Task requirements: Find the string "معلوم" in the data, then copy every line where it is found.
-*-
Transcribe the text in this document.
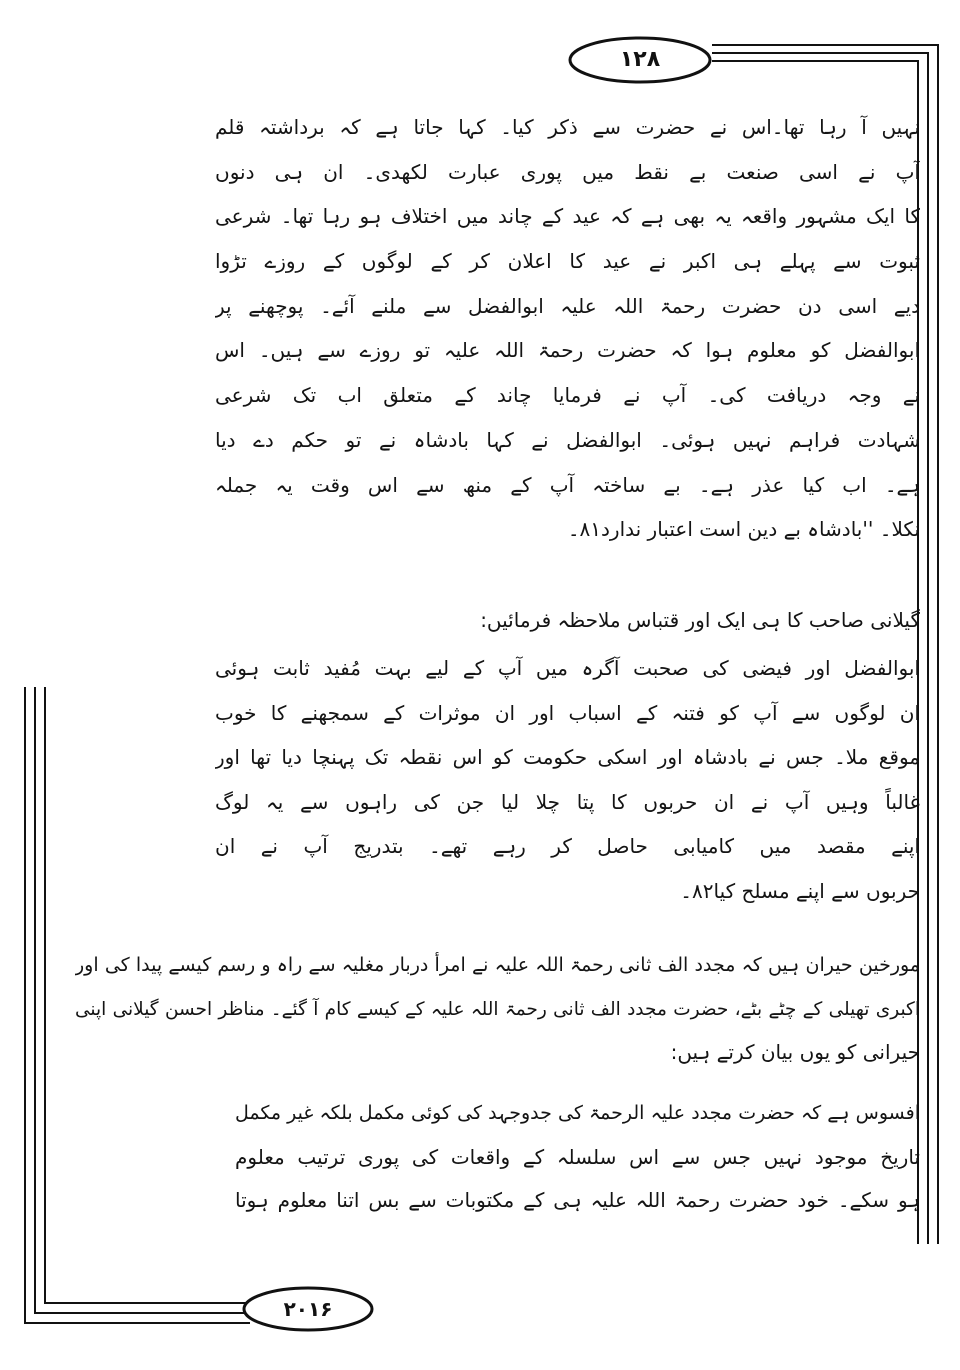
۱۲۸
۲۰۱۶
نہیں آ رہا تھا۔اس نے حضرت سے ذکر کیا۔ کہا جاتا ہے کہ برداشتہ قلم
آپ نے اسی صنعت بے نقط میں پوری عبارت لکھدی۔ ان ہی دنوں
کا ایک مشہور واقعہ یہ بھی ہے کہ عید کے چاند میں اختلاف ہو رہا تھا۔ شرعی
ثبوت سے پہلے ہی اکبر نے عید کا اعلان کر کے لوگوں کے روزے تڑوا
دیے اسی دن حضرت رحمۃ اللہ علیہ ابوالفضل سے ملنے آئے۔ پوچھنے پر
ابوالفضل کو معلوم ہوا کہ حضرت رحمۃ اللہ علیہ تو روزے سے ہیں۔ اس
نے وجہ دریافت کی۔ آپ نے فرمایا چاند کے متعلق اب تک شرعی
شہادت فراہم نہیں ہوئی۔ ابوالفضل نے کہا بادشاہ نے تو حکم دے دیا
ہے۔ اب کیا عذر ہے۔ بے ساختہ آپ کے منھ سے اس وقت یہ جملہ
نکلا۔ ''بادشاہ بے دین است اعتبار ندارد۸۱۔
گیلانی صاحب کا ہی ایک اور قتباس ملاحظہ فرمائیں:
ابوالفضل اور فیضی کی صحبت آگرہ میں آپ کے لیے بہت مُفید ثابت ہوئی
ان لوگوں سے آپ کو فتنہ کے اسباب اور ان موثرات کے سمجھنے کا خوب
موقع ملا۔ جس نے بادشاہ اور اسکی حکومت کو اس نقطہ تک پہنچا دیا تھا اور
غالباً وہیں آپ نے ان حربوں کا پتا چلا لیا جن کی راہوں سے یہ لوگ
اپنے مقصد میں کامیابی حاصل کر رہے تھے۔ بتدریج آپ نے ان
حربوں سے اپنے مسلح کیا۸۲۔
مورخین حیران ہیں کہ مجدد الف ثانی رحمۃ اللہ علیہ نے امرأ دربار مغلیہ سے راہ و رسم کیسے پیدا کی اور
اکبری تھیلی کے چٹے بٹے، حضرت مجدد الف ثانی رحمۃ اللہ علیہ کے کیسے کام آ گئے۔ مناظر احسن گیلانی اپنی
حیرانی کو یوں بیان کرتے ہیں:
افسوس ہے کہ حضرت مجدد علیہ الرحمۃ کی جدوجہد کی کوئی مکمل بلکہ غیر مکمل
تاریخ موجود نہیں جس سے اس سلسلہ کے واقعات کی پوری ترتیب معلوم
ہو سکے۔ خود حضرت رحمۃ اللہ علیہ ہی کے مکتوبات سے بس اتنا معلوم ہوتا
-*-
Exercise output:
ابوالفضل کو معلوم ہوا کہ حضرت رحمۃ اللہ علیہ تو روزے سے ہیں۔ اس
تاریخ موجود نہیں جس سے اس سلسلہ کے واقعات کی پوری ترتیب معلوم
ہو سکے۔ خود حضرت رحمۃ اللہ علیہ ہی کے مکتوبات سے بس اتنا معلوم ہوتا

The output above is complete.